(EXERCISE):
Copy, from the entries below, each line in which the string "true" appears.

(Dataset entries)
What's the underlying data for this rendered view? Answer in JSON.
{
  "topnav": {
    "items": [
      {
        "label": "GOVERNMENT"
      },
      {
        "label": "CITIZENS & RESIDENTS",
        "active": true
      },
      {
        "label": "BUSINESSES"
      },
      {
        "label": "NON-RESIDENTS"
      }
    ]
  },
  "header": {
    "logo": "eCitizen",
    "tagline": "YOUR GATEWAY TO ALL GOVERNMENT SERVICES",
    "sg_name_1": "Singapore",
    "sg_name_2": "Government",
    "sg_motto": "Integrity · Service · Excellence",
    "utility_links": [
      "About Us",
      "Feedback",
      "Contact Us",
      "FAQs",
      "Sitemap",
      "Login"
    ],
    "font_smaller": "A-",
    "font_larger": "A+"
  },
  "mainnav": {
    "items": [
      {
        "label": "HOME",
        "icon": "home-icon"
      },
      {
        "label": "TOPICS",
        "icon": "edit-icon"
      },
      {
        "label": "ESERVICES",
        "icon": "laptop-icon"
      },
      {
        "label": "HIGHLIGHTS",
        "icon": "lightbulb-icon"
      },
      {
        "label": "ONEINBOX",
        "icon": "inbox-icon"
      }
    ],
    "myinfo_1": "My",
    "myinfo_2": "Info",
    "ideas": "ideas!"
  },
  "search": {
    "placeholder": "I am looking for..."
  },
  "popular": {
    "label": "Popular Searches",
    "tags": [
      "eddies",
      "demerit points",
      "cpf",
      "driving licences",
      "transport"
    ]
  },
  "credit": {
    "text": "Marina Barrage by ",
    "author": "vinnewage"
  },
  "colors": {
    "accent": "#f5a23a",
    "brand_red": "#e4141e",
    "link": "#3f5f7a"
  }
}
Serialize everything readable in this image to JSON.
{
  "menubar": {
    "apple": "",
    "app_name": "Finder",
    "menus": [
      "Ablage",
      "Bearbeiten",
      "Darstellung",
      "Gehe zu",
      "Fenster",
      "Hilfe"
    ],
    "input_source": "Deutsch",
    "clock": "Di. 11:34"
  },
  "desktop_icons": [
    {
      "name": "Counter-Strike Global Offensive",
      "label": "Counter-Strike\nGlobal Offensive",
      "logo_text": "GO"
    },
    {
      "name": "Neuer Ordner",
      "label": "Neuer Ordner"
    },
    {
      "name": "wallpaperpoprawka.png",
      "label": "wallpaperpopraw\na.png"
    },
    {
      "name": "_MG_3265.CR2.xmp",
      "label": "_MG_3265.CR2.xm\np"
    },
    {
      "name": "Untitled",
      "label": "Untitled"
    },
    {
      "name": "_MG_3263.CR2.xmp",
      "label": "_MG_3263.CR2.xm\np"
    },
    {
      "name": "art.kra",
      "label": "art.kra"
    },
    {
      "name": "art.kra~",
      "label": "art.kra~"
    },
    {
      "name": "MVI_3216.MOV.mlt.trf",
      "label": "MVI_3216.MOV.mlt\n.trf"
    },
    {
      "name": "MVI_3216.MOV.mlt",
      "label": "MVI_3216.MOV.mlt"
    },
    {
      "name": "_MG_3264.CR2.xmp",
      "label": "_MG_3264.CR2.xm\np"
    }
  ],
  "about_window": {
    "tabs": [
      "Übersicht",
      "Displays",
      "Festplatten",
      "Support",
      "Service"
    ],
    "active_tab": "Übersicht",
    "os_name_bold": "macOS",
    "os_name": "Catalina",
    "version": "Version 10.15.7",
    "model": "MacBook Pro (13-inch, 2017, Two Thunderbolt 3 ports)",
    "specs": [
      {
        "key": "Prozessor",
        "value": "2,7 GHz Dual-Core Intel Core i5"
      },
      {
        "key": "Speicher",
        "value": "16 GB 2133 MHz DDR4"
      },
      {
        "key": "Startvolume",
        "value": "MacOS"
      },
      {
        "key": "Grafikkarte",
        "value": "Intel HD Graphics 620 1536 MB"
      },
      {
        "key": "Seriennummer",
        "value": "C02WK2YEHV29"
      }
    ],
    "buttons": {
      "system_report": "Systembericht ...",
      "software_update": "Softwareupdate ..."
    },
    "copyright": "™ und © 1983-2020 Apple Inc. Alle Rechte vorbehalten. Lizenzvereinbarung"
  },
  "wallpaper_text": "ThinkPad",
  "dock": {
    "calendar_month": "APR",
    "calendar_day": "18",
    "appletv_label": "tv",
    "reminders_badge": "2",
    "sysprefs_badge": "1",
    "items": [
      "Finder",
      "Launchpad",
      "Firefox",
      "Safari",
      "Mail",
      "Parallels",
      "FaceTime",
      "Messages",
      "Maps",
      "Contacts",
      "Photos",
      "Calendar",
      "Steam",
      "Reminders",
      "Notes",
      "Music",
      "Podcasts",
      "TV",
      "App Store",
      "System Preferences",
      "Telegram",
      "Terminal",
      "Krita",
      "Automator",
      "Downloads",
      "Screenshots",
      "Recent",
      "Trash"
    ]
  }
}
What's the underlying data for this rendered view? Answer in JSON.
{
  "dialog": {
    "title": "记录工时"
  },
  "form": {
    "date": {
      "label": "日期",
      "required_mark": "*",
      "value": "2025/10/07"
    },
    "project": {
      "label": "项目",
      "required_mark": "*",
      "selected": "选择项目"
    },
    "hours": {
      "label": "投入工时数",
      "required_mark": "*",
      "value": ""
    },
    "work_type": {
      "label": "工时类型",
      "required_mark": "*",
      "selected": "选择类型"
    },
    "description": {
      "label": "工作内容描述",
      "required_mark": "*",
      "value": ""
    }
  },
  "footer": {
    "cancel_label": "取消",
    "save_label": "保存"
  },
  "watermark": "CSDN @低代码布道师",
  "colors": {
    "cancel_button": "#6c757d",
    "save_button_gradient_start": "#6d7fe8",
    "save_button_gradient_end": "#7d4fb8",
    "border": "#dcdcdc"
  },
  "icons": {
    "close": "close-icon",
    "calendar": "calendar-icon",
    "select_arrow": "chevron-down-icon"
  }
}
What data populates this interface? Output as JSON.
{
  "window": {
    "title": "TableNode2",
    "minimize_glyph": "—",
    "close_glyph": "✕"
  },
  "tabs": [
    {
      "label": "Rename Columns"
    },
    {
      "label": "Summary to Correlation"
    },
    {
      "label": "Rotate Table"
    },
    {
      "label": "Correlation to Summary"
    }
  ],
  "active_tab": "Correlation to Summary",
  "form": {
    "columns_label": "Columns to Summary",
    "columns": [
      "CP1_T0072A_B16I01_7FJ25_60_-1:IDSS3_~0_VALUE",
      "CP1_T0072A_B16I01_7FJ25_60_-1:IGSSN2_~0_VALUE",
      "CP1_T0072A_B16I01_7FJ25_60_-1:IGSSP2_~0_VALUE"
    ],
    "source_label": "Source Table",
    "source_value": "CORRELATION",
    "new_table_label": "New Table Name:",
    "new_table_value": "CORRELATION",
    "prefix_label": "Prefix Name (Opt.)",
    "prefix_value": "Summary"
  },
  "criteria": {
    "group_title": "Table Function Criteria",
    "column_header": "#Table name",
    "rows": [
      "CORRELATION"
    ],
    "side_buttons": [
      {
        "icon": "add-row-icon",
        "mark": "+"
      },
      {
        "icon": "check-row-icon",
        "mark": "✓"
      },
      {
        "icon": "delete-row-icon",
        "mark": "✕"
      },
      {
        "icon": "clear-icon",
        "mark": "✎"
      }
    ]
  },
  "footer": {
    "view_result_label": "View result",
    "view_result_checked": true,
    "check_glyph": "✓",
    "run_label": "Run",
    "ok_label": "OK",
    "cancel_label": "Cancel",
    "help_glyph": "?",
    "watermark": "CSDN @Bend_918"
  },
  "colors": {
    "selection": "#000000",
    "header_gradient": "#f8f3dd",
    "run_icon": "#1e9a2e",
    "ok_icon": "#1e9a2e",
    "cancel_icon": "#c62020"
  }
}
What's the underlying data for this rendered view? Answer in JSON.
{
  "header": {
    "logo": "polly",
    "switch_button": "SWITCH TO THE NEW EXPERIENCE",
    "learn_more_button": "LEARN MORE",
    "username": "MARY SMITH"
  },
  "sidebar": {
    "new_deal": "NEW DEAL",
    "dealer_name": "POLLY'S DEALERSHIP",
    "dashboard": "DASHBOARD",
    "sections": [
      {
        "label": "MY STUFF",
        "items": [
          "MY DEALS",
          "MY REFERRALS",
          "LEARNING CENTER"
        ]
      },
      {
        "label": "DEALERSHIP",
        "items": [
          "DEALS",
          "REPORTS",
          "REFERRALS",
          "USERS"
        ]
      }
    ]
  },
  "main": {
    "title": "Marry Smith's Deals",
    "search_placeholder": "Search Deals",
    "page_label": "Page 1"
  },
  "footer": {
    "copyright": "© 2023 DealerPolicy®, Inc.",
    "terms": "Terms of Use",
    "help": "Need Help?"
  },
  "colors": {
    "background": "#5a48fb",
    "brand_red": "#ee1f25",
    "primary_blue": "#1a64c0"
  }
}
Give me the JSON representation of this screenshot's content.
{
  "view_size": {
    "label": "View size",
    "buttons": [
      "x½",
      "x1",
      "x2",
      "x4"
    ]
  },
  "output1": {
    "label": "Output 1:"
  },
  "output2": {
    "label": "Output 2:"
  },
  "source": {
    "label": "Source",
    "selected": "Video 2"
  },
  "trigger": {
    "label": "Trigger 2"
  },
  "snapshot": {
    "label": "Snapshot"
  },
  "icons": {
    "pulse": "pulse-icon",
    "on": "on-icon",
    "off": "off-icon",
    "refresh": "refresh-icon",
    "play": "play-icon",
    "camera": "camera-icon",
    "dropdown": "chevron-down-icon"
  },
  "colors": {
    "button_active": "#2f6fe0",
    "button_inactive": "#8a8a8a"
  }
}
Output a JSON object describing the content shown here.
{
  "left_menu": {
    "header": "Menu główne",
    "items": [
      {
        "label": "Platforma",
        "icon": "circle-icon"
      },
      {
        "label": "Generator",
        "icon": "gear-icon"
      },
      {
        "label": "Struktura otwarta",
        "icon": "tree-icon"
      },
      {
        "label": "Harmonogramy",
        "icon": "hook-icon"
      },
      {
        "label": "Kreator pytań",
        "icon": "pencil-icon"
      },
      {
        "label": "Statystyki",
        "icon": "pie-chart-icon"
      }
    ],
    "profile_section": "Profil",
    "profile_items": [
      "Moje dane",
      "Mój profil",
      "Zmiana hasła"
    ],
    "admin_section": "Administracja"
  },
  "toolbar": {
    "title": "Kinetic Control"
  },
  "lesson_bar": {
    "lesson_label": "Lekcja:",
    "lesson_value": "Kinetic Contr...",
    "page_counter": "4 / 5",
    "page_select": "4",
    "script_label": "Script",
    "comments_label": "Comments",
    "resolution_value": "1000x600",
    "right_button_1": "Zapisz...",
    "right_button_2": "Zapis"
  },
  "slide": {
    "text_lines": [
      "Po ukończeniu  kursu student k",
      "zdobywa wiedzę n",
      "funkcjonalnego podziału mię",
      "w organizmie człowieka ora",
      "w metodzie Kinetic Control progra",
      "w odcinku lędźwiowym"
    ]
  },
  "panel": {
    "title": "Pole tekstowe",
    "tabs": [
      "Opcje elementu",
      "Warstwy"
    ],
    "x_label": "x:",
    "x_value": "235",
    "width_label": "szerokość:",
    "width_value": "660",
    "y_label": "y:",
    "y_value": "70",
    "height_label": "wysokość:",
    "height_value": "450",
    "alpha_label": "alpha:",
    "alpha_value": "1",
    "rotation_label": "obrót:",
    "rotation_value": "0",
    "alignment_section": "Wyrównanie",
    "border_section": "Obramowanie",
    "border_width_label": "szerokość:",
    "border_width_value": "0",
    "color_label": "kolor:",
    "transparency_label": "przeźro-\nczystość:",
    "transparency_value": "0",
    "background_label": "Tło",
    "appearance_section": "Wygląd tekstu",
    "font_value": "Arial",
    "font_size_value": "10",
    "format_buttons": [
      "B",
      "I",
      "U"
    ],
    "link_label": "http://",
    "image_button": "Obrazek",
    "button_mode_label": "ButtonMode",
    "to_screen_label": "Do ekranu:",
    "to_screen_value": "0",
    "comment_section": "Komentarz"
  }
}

(THE SOLUTION):
        "active": true
    "view_result_checked": true,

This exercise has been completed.